Given exercise: Only the lines holding the string "موجبا" are needed. Copy each one.

Information shown:

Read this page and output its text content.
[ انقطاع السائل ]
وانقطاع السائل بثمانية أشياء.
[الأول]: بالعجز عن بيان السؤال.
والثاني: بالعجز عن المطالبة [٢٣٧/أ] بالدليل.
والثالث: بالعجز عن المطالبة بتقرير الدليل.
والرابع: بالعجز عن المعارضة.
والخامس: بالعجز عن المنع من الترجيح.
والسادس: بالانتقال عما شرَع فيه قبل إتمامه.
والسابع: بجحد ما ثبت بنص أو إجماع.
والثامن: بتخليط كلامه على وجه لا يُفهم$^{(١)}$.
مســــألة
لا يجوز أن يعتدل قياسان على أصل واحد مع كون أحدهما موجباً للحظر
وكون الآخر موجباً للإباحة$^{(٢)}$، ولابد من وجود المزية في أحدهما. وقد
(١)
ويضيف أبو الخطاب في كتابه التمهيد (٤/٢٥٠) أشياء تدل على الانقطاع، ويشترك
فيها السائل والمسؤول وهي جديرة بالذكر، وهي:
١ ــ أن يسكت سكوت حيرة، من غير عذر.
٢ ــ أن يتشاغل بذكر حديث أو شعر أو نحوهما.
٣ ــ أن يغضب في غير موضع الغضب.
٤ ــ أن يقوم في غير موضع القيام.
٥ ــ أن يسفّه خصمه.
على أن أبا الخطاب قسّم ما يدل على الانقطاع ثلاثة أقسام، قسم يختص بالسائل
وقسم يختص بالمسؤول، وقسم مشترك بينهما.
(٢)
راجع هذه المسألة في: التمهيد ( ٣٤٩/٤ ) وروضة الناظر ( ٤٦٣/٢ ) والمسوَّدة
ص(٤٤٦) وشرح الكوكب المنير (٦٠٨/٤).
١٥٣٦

Result of this exercise:
لا يجوز أن يعتدل قياسان على أصل واحد مع كون أحدهما موجباً للحظر
وكون الآخر موجباً للإباحة$^{(٢)}$، ولابد من وجود المزية في أحدهما. وقد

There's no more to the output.